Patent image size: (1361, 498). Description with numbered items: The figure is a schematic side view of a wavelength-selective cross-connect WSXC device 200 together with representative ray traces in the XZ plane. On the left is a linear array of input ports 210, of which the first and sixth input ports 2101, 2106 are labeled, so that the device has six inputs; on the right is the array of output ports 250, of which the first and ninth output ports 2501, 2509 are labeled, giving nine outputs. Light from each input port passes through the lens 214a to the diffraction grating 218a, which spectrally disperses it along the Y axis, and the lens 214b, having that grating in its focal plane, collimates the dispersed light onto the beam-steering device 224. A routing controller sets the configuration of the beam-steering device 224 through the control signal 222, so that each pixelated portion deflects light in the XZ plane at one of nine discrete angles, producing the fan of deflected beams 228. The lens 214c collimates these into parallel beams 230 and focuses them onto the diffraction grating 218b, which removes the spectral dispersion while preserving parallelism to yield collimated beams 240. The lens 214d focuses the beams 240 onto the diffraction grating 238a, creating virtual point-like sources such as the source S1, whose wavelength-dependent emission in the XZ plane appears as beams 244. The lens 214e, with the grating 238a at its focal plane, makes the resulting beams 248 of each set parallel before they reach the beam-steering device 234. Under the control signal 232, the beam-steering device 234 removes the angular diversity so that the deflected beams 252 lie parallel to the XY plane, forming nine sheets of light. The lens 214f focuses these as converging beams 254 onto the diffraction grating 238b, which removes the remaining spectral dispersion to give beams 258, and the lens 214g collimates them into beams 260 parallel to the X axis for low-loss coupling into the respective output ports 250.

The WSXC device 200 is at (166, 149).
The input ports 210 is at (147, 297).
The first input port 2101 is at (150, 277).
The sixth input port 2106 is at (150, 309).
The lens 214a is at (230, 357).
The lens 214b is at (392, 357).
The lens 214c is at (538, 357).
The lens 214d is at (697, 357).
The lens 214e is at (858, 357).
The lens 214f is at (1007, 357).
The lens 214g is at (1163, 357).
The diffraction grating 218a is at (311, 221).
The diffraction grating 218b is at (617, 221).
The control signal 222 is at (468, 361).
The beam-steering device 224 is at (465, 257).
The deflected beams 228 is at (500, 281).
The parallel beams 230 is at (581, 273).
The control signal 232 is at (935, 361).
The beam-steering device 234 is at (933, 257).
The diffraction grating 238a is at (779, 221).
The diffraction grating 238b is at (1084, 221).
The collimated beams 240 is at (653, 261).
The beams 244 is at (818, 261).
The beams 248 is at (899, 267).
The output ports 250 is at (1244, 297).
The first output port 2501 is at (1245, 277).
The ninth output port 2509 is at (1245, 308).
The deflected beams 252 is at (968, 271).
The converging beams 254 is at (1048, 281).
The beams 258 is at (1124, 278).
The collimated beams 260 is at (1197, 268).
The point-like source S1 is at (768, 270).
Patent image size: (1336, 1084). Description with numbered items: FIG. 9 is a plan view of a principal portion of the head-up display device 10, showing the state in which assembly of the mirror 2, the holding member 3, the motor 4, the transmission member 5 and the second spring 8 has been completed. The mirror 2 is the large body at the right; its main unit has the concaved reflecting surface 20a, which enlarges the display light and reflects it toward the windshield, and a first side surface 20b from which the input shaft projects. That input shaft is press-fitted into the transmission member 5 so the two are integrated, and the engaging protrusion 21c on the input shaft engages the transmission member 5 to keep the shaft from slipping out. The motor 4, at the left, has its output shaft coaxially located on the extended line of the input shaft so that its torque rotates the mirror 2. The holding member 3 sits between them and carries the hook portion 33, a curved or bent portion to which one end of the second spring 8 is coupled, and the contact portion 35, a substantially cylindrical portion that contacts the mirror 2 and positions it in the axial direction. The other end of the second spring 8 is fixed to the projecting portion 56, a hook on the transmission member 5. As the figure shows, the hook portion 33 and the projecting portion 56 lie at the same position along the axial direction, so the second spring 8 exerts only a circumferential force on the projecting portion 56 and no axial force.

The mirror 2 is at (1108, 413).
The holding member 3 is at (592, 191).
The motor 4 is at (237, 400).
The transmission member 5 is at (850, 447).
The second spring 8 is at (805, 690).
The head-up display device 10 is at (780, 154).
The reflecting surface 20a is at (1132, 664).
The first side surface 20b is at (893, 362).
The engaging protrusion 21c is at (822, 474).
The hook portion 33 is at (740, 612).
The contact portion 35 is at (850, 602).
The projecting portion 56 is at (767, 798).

***

• Brief: Can you turn every line of the listing above into a numbered list, dropping the blank lines?

• Response to the exercise:
1. Patent image size: (1361, 498). Description with numbered items: The figure is a schematic side view of a wavelength-selective cross-connect WSXC device 200 together with representative ray traces in the XZ plane. On the left is a linear array of input ports 210, of which the first and sixth input ports 2101, 2106 are labeled, so that the device has six inputs; on the right is the array of output ports 250, of which the first and ninth output ports 2501, 2509 are labeled, giving nine outputs. Light from each input port passes through the lens 214a to the diffraction grating 218a, which spectrally disperses it along the Y axis, and the lens 214b, having that grating in its focal plane, collimates the dispersed light onto the beam-steering device 224. A routing controller sets the configuration of the beam-steering device 224 through the control signal 222, so that each pixelated portion deflects light in the XZ plane at one of nine discrete angles, producing the fan of deflected beams 228. The lens 214c collimates these into parallel beams 230 and focuses them onto the diffraction grating 218b, which removes the spectral dispersion while preserving parallelism to yield collimated beams 240. The lens 214d focuses the beams 240 onto the diffraction grating 238a, creating virtual point-like sources such as the source S1, whose wavelength-dependent emission in the XZ plane appears as beams 244. The lens 214e, with the grating 238a at its focal plane, makes the resulting beams 248 of each set parallel before they reach the beam-steering device 234. Under the control signal 232, the beam-steering device 234 removes the angular diversity so that the deflected beams 252 lie parallel to the XY plane, forming nine sheets of light. The lens 214f focuses these as converging beams 254 onto the diffraction grating 238b, which removes the remaining spectral dispersion to give beams 258, and the lens 214g collimates them into beams 260 parallel to the X axis for low-loss coupling into the respective output ports 250.
2. The WSXC device 200 is at (166, 149).
3. The input ports 210 is at (147, 297).
4. The first input port 2101 is at (150, 277).
5. The sixth input port 2106 is at (150, 309).
6. The lens 214a is at (230, 357).
7. The lens 214b is at (392, 357).
8. The lens 214c is at (538, 357).
9. The lens 214d is at (697, 357).
10. The lens 214e is at (858, 357).
11. The lens 214f is at (1007, 357).
12. The lens 214g is at (1163, 357).
13. The diffraction grating 218a is at (311, 221).
14. The diffraction grating 218b is at (617, 221).
15. The control signal 222 is at (468, 361).
16. The beam-steering device 224 is at (465, 257).
17. The deflected beams 228 is at (500, 281).
18. The parallel beams 230 is at (581, 273).
19. The control signal 232 is at (935, 361).
20. The beam-steering device 234 is at (933, 257).
21. The diffraction grating 238a is at (779, 221).
22. The diffraction grating 238b is at (1084, 221).
23. The collimated beams 240 is at (653, 261).
24. The beams 244 is at (818, 261).
25. The beams 248 is at (899, 267).
26. The output ports 250 is at (1244, 297).
27. The first output port 2501 is at (1245, 277).
28. The ninth output port 2509 is at (1245, 308).
29. The deflected beams 252 is at (968, 271).
30. The converging beams 254 is at (1048, 281).
31. The beams 258 is at (1124, 278).
32. The collimated beams 260 is at (1197, 268).
33. The point-like source S1 is at (768, 270).
34. Patent image size: (1336, 1084). Description with numbered items: FIG. 9 is a plan view of a principal portion of the head-up display device 10, showing the state in which assembly of the mirror 2, the holding member 3, the motor 4, the transmission member 5 and the second spring 8 has been completed. The mirror 2 is the large body at the right; its main unit has the concaved reflecting surface 20a, which enlarges the display light and reflects it toward the windshield, and a first side surface 20b from which the input shaft projects. That input shaft is press-fitted into the transmission member 5 so the two are integrated, and the engaging protrusion 21c on the input shaft engages the transmission member 5 to keep the shaft from slipping out. The motor 4, at the left, has its output shaft coaxially located on the extended line of the input shaft so that its torque rotates the mirror 2. The holding member 3 sits between them and carries the hook portion 33, a curved or bent portion to which one end of the second spring 8 is coupled, and the contact portion 35, a substantially cylindrical portion that contacts the mirror 2 and positions it in the axial direction. The other end of the second spring 8 is fixed to the projecting portion 56, a hook on the transmission member 5. As the figure shows, the hook portion 33 and the projecting portion 56 lie at the same position along the axial direction, so the second spring 8 exerts only a circumferential force on the projecting portion 56 and no axial force.
35. The mirror 2 is at (1108, 413).
36. The holding member 3 is at (592, 191).
37. The motor 4 is at (237, 400).
38. The transmission member 5 is at (850, 447).
39. The second spring 8 is at (805, 690).
40. The head-up display device 10 is at (780, 154).
41. The reflecting surface 20a is at (1132, 664).
42. The first side surface 20b is at (893, 362).
43. The engaging protrusion 21c is at (822, 474).
44. The hook portion 33 is at (740, 612).
45. The contact portion 35 is at (850, 602).
46. The projecting portion 56 is at (767, 798).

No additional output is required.